_Stated exercise_
Repeat the lines that follow, leaving nothing out.

─── Source data

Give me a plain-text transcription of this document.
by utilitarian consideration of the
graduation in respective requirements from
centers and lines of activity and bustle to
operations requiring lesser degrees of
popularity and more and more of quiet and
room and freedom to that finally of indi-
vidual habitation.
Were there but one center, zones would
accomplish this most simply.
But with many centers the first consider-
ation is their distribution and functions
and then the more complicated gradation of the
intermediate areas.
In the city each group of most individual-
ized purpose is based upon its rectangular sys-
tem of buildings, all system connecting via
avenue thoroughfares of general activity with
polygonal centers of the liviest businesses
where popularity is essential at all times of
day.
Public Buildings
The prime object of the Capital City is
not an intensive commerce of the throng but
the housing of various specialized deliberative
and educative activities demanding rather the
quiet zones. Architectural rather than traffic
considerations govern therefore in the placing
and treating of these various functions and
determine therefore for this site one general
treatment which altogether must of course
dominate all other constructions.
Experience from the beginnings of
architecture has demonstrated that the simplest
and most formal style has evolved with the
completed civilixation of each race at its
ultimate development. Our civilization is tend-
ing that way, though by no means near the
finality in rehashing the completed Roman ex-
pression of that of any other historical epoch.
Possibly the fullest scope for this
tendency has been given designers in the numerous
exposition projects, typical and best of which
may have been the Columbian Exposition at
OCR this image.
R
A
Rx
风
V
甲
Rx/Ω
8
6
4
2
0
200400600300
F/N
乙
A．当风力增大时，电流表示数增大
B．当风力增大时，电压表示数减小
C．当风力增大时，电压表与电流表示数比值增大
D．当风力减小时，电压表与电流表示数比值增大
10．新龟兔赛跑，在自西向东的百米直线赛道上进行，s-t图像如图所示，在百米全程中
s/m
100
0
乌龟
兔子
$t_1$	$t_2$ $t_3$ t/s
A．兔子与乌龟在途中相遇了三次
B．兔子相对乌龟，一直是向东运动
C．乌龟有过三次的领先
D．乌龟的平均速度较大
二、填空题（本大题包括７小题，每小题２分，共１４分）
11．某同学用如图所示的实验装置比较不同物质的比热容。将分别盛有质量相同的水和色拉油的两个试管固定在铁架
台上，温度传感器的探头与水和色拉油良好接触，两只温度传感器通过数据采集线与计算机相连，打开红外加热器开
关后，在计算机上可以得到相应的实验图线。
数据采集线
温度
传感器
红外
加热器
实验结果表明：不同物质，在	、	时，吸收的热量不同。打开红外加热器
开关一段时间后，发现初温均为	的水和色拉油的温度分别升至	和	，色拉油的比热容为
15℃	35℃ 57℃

──────

_Output for this exercise_
Give me a plain-text transcription of this document.
by utilitarian consideration of the
graduation in respective requirements from
centers and lines of activity and bustle to
operations requiring lesser degrees of
popularity and more and more of quiet and
room and freedom to that finally of indi-
vidual habitation.
Were there but one center, zones would
accomplish this most simply.
But with many centers the first consider-
ation is their distribution and functions
and then the more complicated gradation of the
intermediate areas.
In the city each group of most individual-
ized purpose is based upon its rectangular sys-
tem of buildings, all system connecting via
avenue thoroughfares of general activity with
polygonal centers of the liviest businesses
where popularity is essential at all times of
day.
Public Buildings
The prime object of the Capital City is
not an intensive commerce of the throng but
the housing of various specialized deliberative
and educative activities demanding rather the
quiet zones. Architectural rather than traffic
considerations govern therefore in the placing
and treating of these various functions and
determine therefore for this site one general
treatment which altogether must of course
dominate all other constructions.
Experience from the beginnings of
architecture has demonstrated that the simplest
and most formal style has evolved with the
completed civilixation of each race at its
ultimate development. Our civilization is tend-
ing that way, though by no means near the
finality in rehashing the completed Roman ex-
pression of that of any other historical epoch.
Possibly the fullest scope for this
tendency has been given designers in the numerous
exposition projects, typical and best of which
may have been the Columbian Exposition at
OCR this image.
R
A
Rx
风
V
甲
Rx/Ω
8
6
4
2
0
200400600300
F/N
乙
A．当风力增大时，电流表示数增大
B．当风力增大时，电压表示数减小
C．当风力增大时，电压表与电流表示数比值增大
D．当风力减小时，电压表与电流表示数比值增大
10．新龟兔赛跑，在自西向东的百米直线赛道上进行，s-t图像如图所示，在百米全程中
s/m
100
0
乌龟
兔子
$t_1$	$t_2$ $t_3$ t/s
A．兔子与乌龟在途中相遇了三次
B．兔子相对乌龟，一直是向东运动
C．乌龟有过三次的领先
D．乌龟的平均速度较大
二、填空题（本大题包括７小题，每小题２分，共１４分）
11．某同学用如图所示的实验装置比较不同物质的比热容。将分别盛有质量相同的水和色拉油的两个试管固定在铁架
台上，温度传感器的探头与水和色拉油良好接触，两只温度传感器通过数据采集线与计算机相连，打开红外加热器开
关后，在计算机上可以得到相应的实验图线。
数据采集线
温度
传感器
红外
加热器
实验结果表明：不同物质，在	、	时，吸收的热量不同。打开红外加热器
开关一段时间后，发现初温均为	的水和色拉油的温度分别升至	和	，色拉油的比热容为
15℃	35℃ 57℃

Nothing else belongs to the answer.